## YOUR TASK:
Only a number is wanted: how many lines in these records contain the word "JSON"?

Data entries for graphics

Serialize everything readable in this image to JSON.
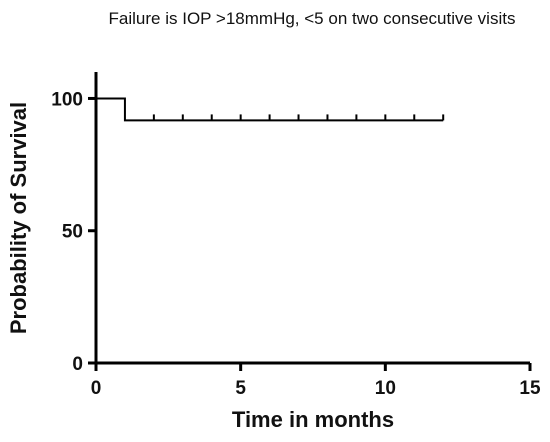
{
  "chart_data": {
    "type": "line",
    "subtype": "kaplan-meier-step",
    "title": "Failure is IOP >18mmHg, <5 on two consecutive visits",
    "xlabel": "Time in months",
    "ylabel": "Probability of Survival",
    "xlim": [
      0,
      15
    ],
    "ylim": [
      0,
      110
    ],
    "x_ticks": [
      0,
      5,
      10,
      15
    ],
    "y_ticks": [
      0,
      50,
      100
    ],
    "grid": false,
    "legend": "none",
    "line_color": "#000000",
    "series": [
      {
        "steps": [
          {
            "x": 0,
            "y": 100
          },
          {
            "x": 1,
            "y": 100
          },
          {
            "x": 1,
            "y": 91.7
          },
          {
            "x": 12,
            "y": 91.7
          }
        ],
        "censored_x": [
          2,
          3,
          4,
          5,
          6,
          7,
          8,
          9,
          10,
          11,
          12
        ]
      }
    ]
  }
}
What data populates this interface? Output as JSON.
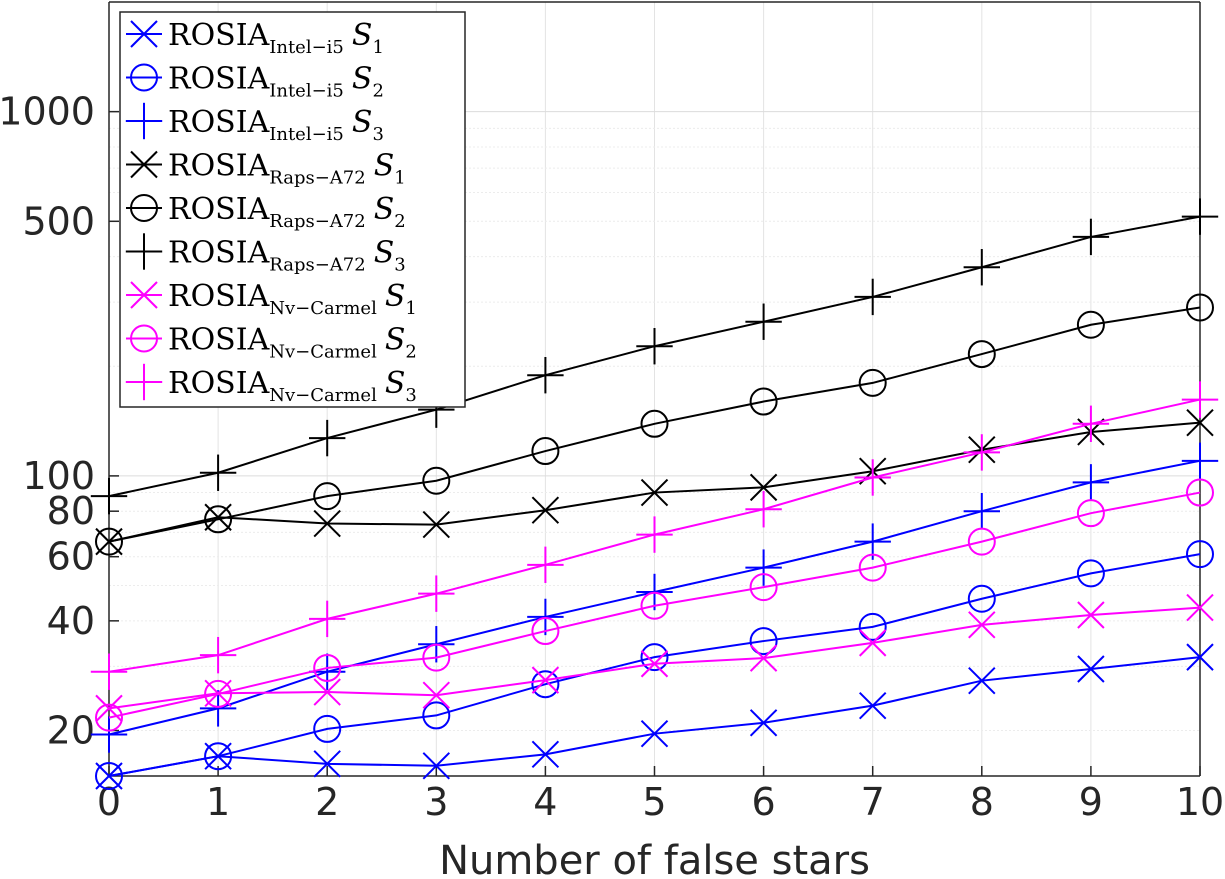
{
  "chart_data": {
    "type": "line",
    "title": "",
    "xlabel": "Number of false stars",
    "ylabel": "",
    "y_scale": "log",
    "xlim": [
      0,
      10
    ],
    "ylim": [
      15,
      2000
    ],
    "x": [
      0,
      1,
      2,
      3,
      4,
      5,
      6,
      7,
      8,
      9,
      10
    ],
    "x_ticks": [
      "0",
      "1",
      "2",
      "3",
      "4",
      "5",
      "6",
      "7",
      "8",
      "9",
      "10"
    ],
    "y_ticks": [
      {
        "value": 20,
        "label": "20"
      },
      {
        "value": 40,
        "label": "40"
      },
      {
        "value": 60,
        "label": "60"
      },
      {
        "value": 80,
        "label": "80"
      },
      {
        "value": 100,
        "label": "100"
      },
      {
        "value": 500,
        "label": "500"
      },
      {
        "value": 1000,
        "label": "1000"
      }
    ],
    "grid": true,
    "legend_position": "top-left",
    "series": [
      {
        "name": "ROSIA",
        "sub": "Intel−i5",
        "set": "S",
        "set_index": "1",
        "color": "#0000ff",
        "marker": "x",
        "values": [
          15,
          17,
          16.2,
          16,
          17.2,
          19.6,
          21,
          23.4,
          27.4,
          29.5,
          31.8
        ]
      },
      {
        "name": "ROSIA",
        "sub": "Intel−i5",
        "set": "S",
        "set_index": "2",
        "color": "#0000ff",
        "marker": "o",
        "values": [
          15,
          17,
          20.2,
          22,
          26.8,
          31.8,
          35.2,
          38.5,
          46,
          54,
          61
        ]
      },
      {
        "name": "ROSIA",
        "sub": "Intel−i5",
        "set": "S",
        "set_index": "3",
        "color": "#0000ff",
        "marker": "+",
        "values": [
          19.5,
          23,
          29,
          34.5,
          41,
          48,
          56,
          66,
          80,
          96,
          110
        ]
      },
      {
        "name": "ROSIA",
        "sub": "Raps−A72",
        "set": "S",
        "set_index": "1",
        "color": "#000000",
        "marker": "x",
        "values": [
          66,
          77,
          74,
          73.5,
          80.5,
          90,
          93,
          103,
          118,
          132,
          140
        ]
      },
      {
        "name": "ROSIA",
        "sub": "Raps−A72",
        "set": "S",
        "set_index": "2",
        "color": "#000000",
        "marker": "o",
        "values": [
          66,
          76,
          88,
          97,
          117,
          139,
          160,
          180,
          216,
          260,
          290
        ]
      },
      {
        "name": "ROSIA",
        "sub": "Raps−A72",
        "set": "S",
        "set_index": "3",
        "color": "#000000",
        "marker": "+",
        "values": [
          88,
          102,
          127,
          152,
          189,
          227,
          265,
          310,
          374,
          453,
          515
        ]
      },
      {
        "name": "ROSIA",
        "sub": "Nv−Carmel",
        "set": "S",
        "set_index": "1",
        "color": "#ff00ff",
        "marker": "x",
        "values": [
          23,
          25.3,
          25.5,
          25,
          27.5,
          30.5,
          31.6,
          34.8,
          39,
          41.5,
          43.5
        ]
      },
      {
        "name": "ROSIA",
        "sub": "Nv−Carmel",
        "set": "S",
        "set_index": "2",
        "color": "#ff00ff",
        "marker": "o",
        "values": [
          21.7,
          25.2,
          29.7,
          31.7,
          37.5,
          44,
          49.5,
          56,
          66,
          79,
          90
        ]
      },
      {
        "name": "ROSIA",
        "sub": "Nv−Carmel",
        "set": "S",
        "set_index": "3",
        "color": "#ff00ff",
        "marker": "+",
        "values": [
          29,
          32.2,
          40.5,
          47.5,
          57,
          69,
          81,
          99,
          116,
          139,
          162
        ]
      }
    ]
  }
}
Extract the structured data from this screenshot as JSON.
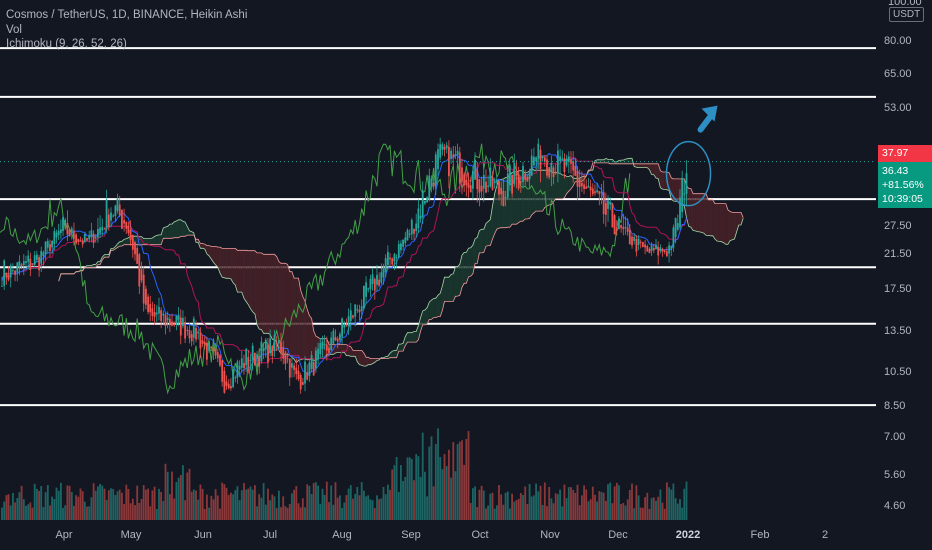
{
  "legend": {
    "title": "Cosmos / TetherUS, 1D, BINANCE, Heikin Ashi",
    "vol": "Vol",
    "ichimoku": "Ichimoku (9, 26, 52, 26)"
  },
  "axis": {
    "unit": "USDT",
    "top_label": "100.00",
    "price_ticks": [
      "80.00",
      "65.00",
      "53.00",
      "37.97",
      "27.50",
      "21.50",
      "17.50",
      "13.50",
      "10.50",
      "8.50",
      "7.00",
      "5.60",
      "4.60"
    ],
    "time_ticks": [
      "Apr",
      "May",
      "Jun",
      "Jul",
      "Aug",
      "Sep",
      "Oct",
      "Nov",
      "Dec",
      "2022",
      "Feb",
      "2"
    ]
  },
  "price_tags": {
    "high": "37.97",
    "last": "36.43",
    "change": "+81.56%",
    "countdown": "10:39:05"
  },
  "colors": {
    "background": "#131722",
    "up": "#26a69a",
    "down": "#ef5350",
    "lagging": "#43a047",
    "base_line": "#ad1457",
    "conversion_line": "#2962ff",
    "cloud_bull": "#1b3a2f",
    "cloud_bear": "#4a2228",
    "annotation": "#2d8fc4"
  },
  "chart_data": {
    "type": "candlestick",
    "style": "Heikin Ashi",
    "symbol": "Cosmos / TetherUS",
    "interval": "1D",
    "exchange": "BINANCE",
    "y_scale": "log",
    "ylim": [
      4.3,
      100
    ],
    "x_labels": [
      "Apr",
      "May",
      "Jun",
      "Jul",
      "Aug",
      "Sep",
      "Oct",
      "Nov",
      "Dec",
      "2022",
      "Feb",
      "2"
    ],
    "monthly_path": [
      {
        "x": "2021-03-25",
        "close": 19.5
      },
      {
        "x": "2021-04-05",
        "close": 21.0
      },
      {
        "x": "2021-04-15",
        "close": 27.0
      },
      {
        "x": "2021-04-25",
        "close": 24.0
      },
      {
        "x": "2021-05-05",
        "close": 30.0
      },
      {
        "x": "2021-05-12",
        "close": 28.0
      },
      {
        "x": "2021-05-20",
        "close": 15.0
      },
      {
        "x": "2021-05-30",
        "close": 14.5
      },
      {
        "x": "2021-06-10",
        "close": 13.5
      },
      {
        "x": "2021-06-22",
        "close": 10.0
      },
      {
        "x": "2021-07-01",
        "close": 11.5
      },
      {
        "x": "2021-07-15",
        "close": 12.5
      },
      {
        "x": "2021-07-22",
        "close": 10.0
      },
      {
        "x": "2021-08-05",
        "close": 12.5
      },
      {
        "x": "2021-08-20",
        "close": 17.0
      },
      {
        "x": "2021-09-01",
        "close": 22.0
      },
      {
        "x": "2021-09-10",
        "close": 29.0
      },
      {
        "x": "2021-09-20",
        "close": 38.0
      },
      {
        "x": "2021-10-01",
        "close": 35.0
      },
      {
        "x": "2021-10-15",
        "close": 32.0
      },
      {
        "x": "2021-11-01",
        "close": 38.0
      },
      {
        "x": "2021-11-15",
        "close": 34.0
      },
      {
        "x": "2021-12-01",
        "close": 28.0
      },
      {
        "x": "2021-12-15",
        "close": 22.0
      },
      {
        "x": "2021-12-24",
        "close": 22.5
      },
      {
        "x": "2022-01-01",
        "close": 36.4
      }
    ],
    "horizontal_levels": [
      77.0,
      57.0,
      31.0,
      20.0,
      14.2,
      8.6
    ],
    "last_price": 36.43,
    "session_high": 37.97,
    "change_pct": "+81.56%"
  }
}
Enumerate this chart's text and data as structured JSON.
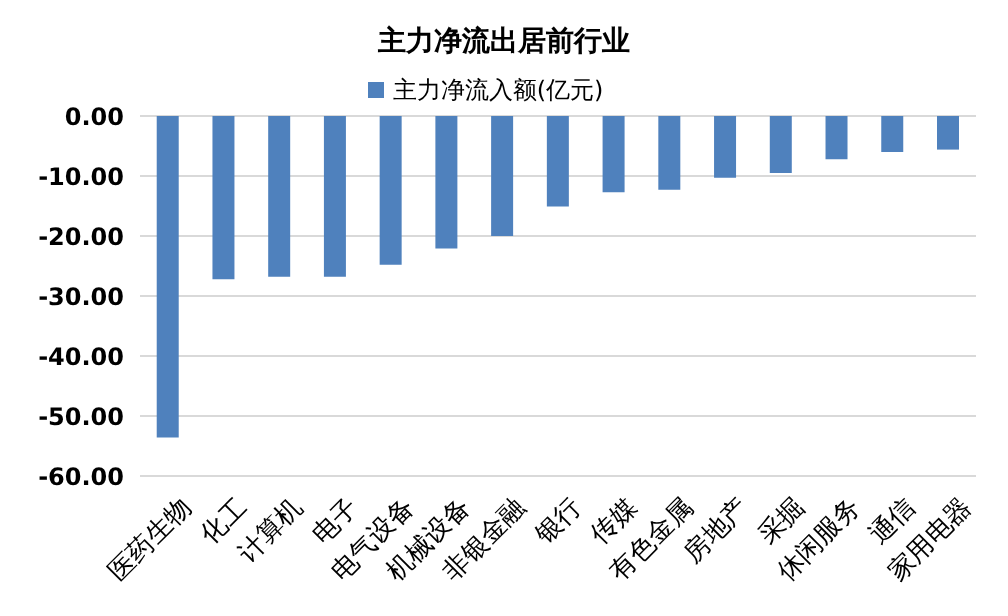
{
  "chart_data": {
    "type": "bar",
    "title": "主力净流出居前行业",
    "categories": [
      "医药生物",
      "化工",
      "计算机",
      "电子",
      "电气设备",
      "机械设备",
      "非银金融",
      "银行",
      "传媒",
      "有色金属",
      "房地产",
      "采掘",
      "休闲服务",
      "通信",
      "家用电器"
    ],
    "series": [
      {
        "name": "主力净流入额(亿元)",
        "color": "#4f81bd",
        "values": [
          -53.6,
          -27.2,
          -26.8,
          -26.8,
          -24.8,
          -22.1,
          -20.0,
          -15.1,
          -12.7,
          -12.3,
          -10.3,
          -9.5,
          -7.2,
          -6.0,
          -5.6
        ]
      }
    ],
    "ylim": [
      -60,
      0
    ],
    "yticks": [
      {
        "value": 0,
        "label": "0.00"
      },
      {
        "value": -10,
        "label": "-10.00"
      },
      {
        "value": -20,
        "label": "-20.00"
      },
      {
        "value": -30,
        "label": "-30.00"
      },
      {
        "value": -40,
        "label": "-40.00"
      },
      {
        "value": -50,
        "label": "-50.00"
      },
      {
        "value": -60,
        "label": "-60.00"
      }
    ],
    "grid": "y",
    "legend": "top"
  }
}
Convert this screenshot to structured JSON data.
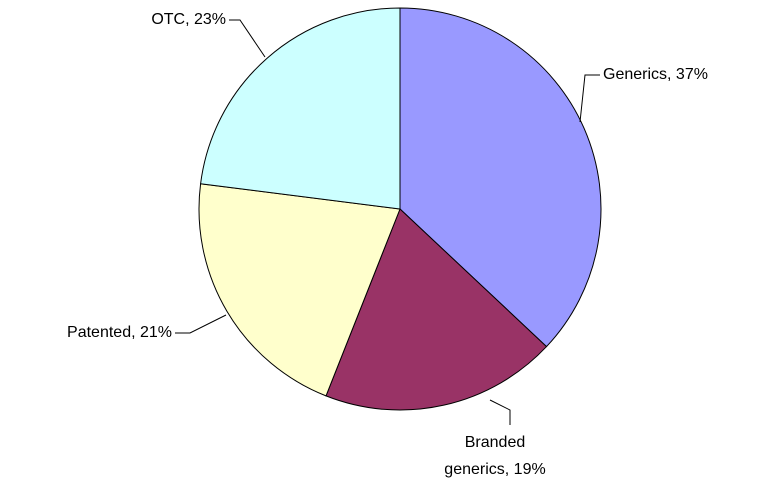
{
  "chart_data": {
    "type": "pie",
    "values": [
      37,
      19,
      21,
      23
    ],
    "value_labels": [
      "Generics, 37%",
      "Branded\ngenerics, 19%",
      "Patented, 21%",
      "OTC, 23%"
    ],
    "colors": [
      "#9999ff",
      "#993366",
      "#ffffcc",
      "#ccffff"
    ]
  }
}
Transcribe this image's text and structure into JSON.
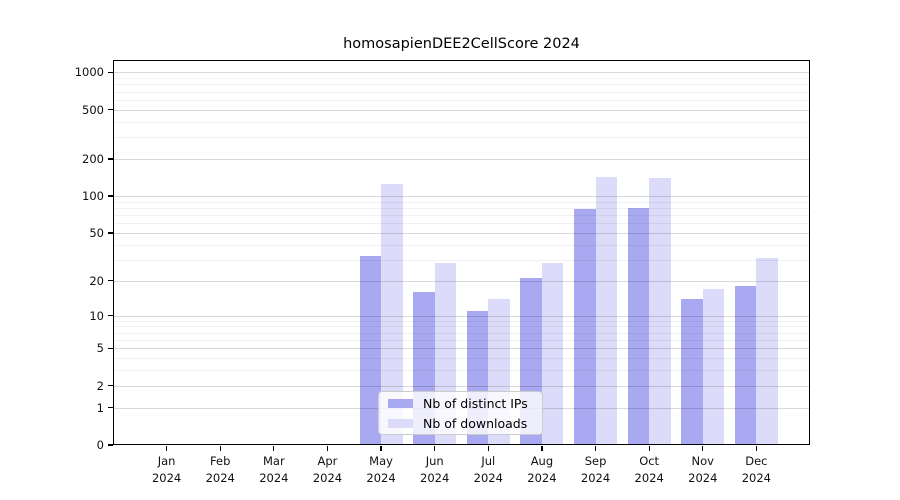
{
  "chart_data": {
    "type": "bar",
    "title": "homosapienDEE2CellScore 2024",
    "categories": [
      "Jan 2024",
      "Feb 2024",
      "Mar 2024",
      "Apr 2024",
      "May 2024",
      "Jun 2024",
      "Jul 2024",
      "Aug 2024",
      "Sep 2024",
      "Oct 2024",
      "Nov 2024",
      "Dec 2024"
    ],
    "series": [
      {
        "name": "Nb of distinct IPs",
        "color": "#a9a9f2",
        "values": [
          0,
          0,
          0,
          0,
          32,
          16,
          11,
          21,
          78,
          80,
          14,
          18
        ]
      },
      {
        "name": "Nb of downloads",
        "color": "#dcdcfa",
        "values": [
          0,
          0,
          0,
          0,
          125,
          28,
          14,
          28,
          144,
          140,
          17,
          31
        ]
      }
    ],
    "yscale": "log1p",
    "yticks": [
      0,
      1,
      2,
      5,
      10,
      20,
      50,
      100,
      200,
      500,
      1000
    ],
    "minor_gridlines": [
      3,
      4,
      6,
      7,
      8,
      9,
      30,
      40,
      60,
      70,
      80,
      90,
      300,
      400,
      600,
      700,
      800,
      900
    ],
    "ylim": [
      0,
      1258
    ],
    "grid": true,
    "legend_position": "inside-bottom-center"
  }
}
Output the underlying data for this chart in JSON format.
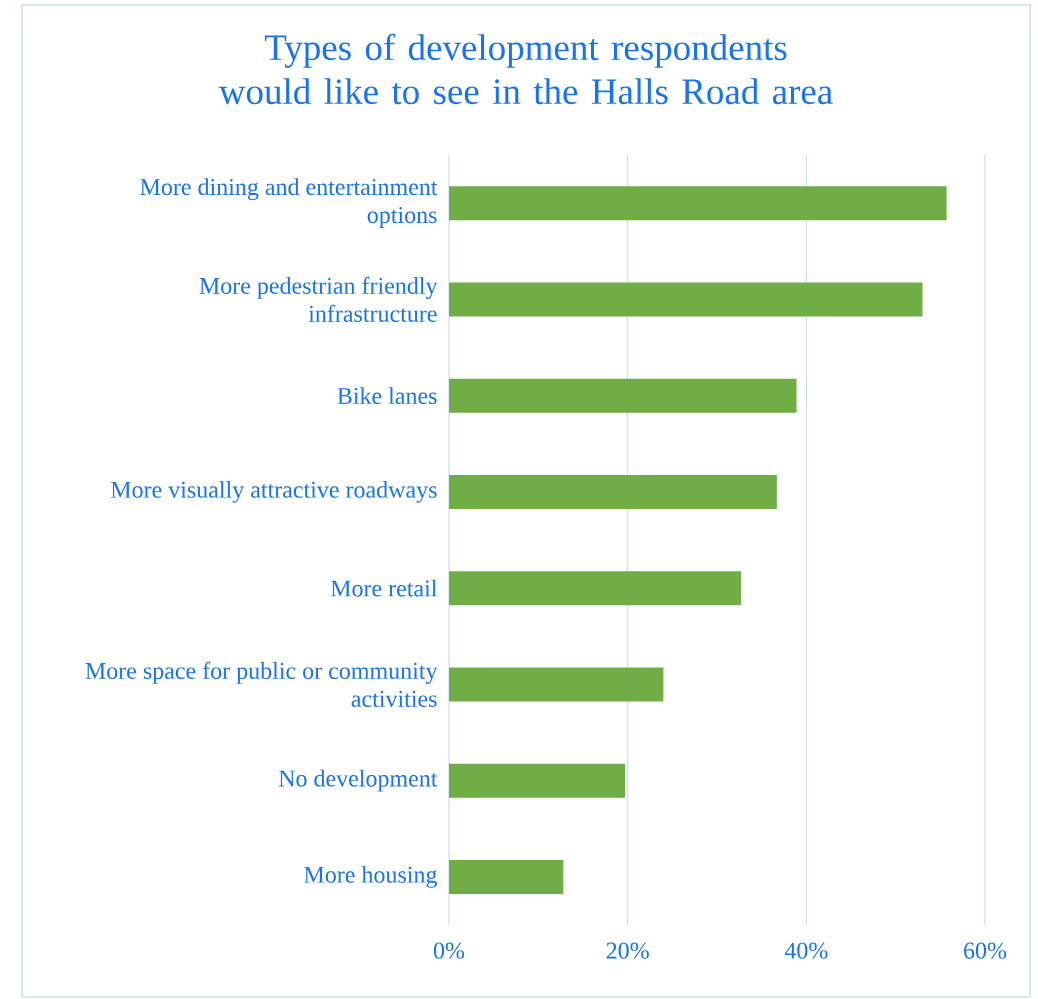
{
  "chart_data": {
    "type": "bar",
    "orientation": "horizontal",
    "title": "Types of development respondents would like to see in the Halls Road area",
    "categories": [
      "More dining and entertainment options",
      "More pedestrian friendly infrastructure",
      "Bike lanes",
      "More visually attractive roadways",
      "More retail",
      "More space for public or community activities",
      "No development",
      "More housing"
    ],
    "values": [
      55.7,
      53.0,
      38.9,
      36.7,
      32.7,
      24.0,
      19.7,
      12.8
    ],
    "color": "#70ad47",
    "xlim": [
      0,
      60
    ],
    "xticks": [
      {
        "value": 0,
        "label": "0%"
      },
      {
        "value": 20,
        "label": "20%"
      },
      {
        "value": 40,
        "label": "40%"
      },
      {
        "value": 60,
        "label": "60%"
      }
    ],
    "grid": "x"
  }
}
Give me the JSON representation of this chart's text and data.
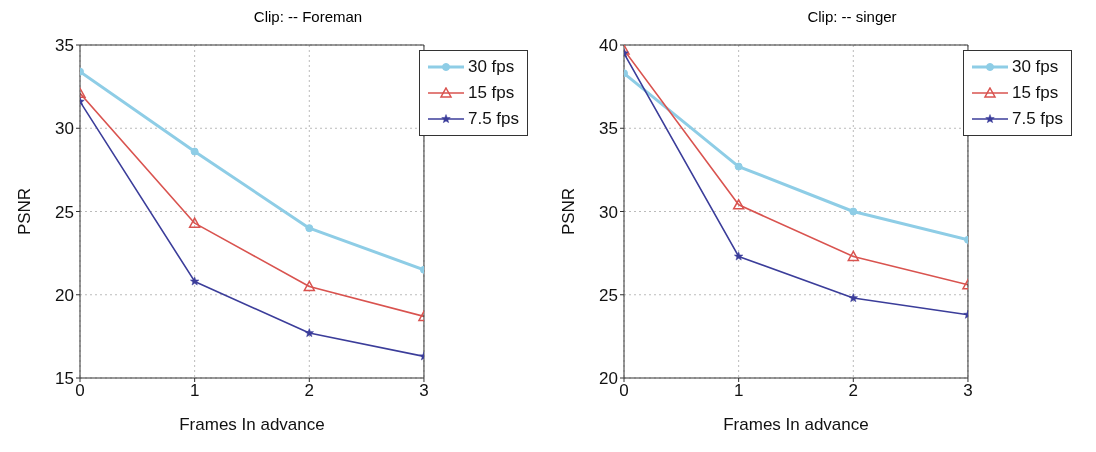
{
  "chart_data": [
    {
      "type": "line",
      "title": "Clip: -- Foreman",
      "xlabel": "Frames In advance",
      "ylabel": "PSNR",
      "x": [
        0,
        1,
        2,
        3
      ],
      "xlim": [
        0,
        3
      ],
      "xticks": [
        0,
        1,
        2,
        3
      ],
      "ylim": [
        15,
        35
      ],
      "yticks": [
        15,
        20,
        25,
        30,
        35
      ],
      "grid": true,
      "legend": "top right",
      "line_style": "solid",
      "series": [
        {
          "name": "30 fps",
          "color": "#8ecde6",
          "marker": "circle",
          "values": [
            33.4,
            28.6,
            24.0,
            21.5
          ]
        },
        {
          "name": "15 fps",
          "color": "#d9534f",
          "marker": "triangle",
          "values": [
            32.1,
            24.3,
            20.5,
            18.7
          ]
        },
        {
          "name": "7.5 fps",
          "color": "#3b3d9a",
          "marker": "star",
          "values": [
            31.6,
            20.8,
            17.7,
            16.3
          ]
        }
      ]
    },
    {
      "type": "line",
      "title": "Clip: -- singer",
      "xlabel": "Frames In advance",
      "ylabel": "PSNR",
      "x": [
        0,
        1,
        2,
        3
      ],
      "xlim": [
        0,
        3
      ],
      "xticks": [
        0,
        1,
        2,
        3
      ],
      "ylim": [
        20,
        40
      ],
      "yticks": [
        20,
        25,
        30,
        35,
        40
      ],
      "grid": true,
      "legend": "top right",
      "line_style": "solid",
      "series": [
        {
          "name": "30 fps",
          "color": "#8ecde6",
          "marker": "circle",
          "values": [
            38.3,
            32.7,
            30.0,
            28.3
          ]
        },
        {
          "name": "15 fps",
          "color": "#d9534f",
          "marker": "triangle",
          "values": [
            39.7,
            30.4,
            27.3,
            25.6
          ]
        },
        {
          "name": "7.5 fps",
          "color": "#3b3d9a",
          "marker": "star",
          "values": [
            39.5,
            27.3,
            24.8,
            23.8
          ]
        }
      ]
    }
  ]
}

## ANSWER IN FULL:
8